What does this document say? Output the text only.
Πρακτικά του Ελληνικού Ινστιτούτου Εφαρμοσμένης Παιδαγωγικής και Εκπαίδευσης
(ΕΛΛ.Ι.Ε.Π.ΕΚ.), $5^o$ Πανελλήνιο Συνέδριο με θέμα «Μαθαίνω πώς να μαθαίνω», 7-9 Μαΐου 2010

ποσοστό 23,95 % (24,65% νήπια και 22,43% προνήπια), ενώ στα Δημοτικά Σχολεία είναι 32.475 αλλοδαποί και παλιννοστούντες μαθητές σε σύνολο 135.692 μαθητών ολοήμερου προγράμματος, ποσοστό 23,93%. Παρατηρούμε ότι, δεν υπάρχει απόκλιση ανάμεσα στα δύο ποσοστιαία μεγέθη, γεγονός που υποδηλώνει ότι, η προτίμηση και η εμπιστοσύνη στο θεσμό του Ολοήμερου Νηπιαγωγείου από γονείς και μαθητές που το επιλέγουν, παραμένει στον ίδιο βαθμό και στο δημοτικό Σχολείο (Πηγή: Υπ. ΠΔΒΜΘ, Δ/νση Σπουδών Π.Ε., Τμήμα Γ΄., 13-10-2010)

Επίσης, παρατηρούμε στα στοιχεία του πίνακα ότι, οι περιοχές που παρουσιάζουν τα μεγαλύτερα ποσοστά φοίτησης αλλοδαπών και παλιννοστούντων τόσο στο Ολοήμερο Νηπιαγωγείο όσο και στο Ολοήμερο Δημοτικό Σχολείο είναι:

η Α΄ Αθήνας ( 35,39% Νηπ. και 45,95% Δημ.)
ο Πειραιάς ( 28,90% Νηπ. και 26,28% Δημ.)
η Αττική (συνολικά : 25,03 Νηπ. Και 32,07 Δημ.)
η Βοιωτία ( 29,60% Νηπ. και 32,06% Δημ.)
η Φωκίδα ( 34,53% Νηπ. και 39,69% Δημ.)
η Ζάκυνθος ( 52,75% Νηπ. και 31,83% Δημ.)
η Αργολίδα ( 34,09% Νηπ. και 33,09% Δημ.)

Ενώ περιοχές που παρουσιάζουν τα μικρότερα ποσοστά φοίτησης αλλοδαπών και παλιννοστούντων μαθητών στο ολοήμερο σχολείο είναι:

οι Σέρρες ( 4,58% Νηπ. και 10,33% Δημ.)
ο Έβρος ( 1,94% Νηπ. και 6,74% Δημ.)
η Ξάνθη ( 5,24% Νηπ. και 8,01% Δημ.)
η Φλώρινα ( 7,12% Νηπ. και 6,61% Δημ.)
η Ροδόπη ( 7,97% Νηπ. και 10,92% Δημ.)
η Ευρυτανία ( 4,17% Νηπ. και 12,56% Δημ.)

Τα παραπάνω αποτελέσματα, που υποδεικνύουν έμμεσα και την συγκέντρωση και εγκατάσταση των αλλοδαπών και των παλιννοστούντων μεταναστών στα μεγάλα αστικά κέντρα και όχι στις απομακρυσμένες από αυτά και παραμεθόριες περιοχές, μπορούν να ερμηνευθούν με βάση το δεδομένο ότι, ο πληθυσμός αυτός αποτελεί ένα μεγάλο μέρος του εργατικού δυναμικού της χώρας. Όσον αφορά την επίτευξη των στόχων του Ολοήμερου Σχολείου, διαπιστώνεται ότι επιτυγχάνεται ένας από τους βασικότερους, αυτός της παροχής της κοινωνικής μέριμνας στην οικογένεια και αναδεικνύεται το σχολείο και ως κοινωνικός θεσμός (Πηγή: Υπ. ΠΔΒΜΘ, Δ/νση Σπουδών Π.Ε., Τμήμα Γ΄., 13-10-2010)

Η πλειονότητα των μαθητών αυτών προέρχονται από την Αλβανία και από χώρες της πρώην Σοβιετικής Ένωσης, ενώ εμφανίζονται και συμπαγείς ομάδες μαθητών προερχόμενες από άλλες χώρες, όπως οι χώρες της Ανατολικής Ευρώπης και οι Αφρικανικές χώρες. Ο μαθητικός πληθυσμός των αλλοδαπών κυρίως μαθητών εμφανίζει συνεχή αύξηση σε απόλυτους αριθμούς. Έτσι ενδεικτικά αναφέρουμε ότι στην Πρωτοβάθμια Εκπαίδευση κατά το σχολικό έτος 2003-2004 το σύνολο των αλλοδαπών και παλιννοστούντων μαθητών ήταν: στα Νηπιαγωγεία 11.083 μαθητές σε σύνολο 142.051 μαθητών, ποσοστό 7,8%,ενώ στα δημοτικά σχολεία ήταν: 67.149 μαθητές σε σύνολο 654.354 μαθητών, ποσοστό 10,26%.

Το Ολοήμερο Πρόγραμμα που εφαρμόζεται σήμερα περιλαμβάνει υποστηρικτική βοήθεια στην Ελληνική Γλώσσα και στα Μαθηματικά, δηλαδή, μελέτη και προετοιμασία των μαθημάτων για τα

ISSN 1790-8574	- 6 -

====

Across the data above, how many lines include the word "φοίτησης"? Give only the count.

2